Your instructions
Your task is to repeat all of the material exactly.

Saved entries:
+---+
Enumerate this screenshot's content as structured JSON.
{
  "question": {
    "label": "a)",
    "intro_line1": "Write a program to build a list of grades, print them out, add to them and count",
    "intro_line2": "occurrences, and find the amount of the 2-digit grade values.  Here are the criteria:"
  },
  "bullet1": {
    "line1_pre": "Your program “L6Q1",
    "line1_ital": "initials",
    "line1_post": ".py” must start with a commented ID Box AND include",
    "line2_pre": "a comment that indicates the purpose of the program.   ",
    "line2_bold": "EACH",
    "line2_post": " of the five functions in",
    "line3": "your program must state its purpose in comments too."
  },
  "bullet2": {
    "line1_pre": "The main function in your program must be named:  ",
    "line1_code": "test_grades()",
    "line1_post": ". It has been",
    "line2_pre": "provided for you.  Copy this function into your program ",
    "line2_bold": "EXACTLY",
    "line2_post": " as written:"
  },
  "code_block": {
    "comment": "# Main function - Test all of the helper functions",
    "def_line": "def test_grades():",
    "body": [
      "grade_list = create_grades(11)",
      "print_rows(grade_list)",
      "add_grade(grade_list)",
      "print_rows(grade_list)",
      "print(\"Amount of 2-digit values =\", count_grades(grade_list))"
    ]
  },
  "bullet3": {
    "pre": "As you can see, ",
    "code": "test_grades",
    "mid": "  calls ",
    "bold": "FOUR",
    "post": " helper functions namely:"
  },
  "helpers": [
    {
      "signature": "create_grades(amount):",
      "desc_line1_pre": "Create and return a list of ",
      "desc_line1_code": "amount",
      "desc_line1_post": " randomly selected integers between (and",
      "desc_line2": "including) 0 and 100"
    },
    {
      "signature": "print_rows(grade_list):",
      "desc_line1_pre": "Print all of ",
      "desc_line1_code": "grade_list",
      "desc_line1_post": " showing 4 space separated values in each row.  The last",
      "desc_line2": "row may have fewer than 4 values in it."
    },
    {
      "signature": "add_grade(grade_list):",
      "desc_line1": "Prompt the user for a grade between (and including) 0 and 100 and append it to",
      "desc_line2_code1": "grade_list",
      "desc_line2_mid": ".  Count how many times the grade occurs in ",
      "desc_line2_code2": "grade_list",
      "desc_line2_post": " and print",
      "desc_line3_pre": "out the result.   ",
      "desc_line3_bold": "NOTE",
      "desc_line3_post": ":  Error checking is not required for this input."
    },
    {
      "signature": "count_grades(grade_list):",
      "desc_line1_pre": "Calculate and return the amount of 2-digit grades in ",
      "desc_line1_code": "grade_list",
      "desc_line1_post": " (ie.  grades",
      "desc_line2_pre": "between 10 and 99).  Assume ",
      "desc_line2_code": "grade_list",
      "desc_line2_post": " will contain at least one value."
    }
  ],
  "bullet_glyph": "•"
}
+---+
Correct answer
Enumerate this screenshot's content as structured JSON.
{
  "question": {
    "label": "a)",
    "intro_line1": "Write a program to build a list of grades, print them out, add to them and count",
    "intro_line2": "occurrences, and find the amount of the 2-digit grade values.  Here are the criteria:"
  },
  "bullet1": {
    "line1_pre": "Your program “L6Q1",
    "line1_ital": "initials",
    "line1_post": ".py” must start with a commented ID Box AND include",
    "line2_pre": "a comment that indicates the purpose of the program.   ",
    "line2_bold": "EACH",
    "line2_post": " of the five functions in",
    "line3": "your program must state its purpose in comments too."
  },
  "bullet2": {
    "line1_pre": "The main function in your program must be named:  ",
    "line1_code": "test_grades()",
    "line1_post": ". It has been",
    "line2_pre": "provided for you.  Copy this function into your program ",
    "line2_bold": "EXACTLY",
    "line2_post": " as written:"
  },
  "code_block": {
    "comment": "# Main function - Test all of the helper functions",
    "def_line": "def test_grades():",
    "body": [
      "grade_list = create_grades(11)",
      "print_rows(grade_list)",
      "add_grade(grade_list)",
      "print_rows(grade_list)",
      "print(\"Amount of 2-digit values =\", count_grades(grade_list))"
    ]
  },
  "bullet3": {
    "pre": "As you can see, ",
    "code": "test_grades",
    "mid": "  calls ",
    "bold": "FOUR",
    "post": " helper functions namely:"
  },
  "helpers": [
    {
      "signature": "create_grades(amount):",
      "desc_line1_pre": "Create and return a list of ",
      "desc_line1_code": "amount",
      "desc_line1_post": " randomly selected integers between (and",
      "desc_line2": "including) 0 and 100"
    },
    {
      "signature": "print_rows(grade_list):",
      "desc_line1_pre": "Print all of ",
      "desc_line1_code": "grade_list",
      "desc_line1_post": " showing 4 space separated values in each row.  The last",
      "desc_line2": "row may have fewer than 4 values in it."
    },
    {
      "signature": "add_grade(grade_list):",
      "desc_line1": "Prompt the user for a grade between (and including) 0 and 100 and append it to",
      "desc_line2_code1": "grade_list",
      "desc_line2_mid": ".  Count how many times the grade occurs in ",
      "desc_line2_code2": "grade_list",
      "desc_line2_post": " and print",
      "desc_line3_pre": "out the result.   ",
      "desc_line3_bold": "NOTE",
      "desc_line3_post": ":  Error checking is not required for this input."
    },
    {
      "signature": "count_grades(grade_list):",
      "desc_line1_pre": "Calculate and return the amount of 2-digit grades in ",
      "desc_line1_code": "grade_list",
      "desc_line1_post": " (ie.  grades",
      "desc_line2_pre": "between 10 and 99).  Assume ",
      "desc_line2_code": "grade_list",
      "desc_line2_post": " will contain at least one value."
    }
  ],
  "bullet_glyph": "•"
}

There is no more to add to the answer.